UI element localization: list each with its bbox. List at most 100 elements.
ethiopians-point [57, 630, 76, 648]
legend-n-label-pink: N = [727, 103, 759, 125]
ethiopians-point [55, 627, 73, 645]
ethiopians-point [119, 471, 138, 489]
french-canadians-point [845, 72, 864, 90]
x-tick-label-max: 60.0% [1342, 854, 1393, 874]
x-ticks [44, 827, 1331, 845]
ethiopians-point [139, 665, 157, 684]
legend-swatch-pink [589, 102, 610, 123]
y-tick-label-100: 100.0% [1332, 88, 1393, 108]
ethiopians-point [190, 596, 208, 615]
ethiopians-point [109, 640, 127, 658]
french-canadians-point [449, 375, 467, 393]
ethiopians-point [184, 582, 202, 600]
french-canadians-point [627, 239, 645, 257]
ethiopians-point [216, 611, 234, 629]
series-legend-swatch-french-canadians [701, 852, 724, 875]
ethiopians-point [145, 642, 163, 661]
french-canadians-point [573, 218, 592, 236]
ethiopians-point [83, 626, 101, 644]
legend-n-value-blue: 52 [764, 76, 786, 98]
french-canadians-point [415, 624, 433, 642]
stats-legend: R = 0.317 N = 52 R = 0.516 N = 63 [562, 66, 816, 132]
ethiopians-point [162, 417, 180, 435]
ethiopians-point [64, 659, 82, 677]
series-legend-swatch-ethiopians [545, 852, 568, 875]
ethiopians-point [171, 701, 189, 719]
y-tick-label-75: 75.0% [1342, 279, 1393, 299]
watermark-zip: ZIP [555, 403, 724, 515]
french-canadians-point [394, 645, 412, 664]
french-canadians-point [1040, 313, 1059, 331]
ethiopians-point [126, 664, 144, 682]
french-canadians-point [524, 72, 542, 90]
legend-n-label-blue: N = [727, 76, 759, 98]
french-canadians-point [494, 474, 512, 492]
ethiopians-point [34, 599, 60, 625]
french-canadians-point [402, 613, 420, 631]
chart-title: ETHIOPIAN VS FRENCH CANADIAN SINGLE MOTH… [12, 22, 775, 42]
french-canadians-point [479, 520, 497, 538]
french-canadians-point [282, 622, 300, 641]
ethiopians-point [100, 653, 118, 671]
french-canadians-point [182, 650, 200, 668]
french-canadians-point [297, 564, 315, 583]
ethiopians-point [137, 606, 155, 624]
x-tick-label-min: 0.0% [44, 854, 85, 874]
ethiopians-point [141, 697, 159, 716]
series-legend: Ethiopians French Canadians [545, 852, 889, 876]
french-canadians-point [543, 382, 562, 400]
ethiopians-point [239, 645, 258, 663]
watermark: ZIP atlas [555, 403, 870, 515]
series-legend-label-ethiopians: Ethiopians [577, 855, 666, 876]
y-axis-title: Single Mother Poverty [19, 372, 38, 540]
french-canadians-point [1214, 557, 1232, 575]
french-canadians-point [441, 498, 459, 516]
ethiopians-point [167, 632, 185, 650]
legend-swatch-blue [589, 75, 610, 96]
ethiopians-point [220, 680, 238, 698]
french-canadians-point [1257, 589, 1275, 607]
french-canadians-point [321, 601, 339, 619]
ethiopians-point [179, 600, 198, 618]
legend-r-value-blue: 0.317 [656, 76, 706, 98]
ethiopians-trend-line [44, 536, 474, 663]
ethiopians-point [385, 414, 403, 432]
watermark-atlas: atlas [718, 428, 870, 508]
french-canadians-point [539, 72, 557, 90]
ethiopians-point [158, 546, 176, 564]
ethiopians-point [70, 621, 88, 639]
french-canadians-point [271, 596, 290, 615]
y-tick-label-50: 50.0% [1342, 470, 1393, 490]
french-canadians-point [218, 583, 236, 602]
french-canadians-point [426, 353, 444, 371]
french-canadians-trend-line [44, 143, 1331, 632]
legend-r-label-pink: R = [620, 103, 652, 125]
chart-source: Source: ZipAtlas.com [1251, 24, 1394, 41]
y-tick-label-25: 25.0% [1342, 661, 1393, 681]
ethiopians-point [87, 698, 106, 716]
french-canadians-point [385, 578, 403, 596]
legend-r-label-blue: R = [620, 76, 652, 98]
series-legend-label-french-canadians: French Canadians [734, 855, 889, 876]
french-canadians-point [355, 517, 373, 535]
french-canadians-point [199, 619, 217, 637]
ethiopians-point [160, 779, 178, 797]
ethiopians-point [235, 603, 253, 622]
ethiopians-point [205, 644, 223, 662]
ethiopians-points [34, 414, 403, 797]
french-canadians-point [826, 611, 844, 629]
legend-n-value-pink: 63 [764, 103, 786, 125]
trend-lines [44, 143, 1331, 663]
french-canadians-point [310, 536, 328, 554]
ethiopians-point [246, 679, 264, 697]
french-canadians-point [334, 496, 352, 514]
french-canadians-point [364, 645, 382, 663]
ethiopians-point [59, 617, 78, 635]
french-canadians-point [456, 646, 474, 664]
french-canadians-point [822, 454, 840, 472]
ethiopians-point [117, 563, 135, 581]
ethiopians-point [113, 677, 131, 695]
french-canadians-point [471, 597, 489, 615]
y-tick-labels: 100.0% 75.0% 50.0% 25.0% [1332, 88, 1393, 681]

____

_Task to complete_
Rename every "french-canadians-point" in the records above to "canadians-point", and give all the records again with nothing else changed.

_Expected answer_
UI element localization: list each with its bbox. List at most 100 elements.
ethiopians-point [57, 630, 76, 648]
legend-n-label-pink: N = [727, 103, 759, 125]
ethiopians-point [55, 627, 73, 645]
ethiopians-point [119, 471, 138, 489]
canadians-point [845, 72, 864, 90]
x-tick-label-max: 60.0% [1342, 854, 1393, 874]
x-ticks [44, 827, 1331, 845]
ethiopians-point [139, 665, 157, 684]
legend-swatch-pink [589, 102, 610, 123]
y-tick-label-100: 100.0% [1332, 88, 1393, 108]
ethiopians-point [190, 596, 208, 615]
ethiopians-point [109, 640, 127, 658]
canadians-point [449, 375, 467, 393]
ethiopians-point [184, 582, 202, 600]
canadians-point [627, 239, 645, 257]
ethiopians-point [216, 611, 234, 629]
series-legend-swatch-french-canadians [701, 852, 724, 875]
ethiopians-point [145, 642, 163, 661]
canadians-point [573, 218, 592, 236]
ethiopians-point [83, 626, 101, 644]
legend-n-value-blue: 52 [764, 76, 786, 98]
canadians-point [415, 624, 433, 642]
stats-legend: R = 0.317 N = 52 R = 0.516 N = 63 [562, 66, 816, 132]
ethiopians-point [162, 417, 180, 435]
ethiopians-point [64, 659, 82, 677]
series-legend-swatch-ethiopians [545, 852, 568, 875]
ethiopians-point [171, 701, 189, 719]
y-tick-label-75: 75.0% [1342, 279, 1393, 299]
watermark-zip: ZIP [555, 403, 724, 515]
canadians-point [394, 645, 412, 664]
canadians-point [1040, 313, 1059, 331]
ethiopians-point [126, 664, 144, 682]
canadians-point [524, 72, 542, 90]
legend-n-label-blue: N = [727, 76, 759, 98]
canadians-point [494, 474, 512, 492]
ethiopians-point [34, 599, 60, 625]
canadians-point [402, 613, 420, 631]
chart-title: ETHIOPIAN VS FRENCH CANADIAN SINGLE MOTH… [12, 22, 775, 42]
canadians-point [479, 520, 497, 538]
canadians-point [282, 622, 300, 641]
ethiopians-point [100, 653, 118, 671]
canadians-point [182, 650, 200, 668]
canadians-point [297, 564, 315, 583]
ethiopians-point [137, 606, 155, 624]
x-tick-label-min: 0.0% [44, 854, 85, 874]
ethiopians-point [141, 697, 159, 716]
series-legend: Ethiopians French Canadians [545, 852, 889, 876]
canadians-point [543, 382, 562, 400]
ethiopians-point [239, 645, 258, 663]
watermark: ZIP atlas [555, 403, 870, 515]
series-legend-label-ethiopians: Ethiopians [577, 855, 666, 876]
y-axis-title: Single Mother Poverty [19, 372, 38, 540]
canadians-point [1214, 557, 1232, 575]
canadians-point [441, 498, 459, 516]
ethiopians-point [167, 632, 185, 650]
legend-swatch-blue [589, 75, 610, 96]
ethiopians-point [220, 680, 238, 698]
canadians-point [1257, 589, 1275, 607]
canadians-point [321, 601, 339, 619]
ethiopians-point [179, 600, 198, 618]
legend-r-value-blue: 0.317 [656, 76, 706, 98]
ethiopians-trend-line [44, 536, 474, 663]
ethiopians-point [385, 414, 403, 432]
watermark-atlas: atlas [718, 428, 870, 508]
canadians-point [539, 72, 557, 90]
ethiopians-point [158, 546, 176, 564]
ethiopians-point [70, 621, 88, 639]
canadians-point [271, 596, 290, 615]
y-tick-label-50: 50.0% [1342, 470, 1393, 490]
canadians-point [218, 583, 236, 602]
canadians-point [426, 353, 444, 371]
french-canadians-trend-line [44, 143, 1331, 632]
legend-r-label-pink: R = [620, 103, 652, 125]
chart-source: Source: ZipAtlas.com [1251, 24, 1394, 41]
y-tick-label-25: 25.0% [1342, 661, 1393, 681]
ethiopians-point [87, 698, 106, 716]
canadians-point [385, 578, 403, 596]
legend-r-label-blue: R = [620, 76, 652, 98]
series-legend-label-french-canadians: French Canadians [734, 855, 889, 876]
canadians-point [355, 517, 373, 535]
canadians-point [199, 619, 217, 637]
ethiopians-point [160, 779, 178, 797]
ethiopians-point [235, 603, 253, 622]
ethiopians-point [205, 644, 223, 662]
ethiopians-points [34, 414, 403, 797]
canadians-point [826, 611, 844, 629]
legend-n-value-pink: 63 [764, 103, 786, 125]
trend-lines [44, 143, 1331, 663]
canadians-point [310, 536, 328, 554]
ethiopians-point [246, 679, 264, 697]
canadians-point [334, 496, 352, 514]
canadians-point [364, 645, 382, 663]
ethiopians-point [59, 617, 78, 635]
canadians-point [456, 646, 474, 664]
canadians-point [822, 454, 840, 472]
ethiopians-point [117, 563, 135, 581]
ethiopians-point [113, 677, 131, 695]
canadians-point [471, 597, 489, 615]
y-tick-labels: 100.0% 75.0% 50.0% 25.0% [1332, 88, 1393, 681]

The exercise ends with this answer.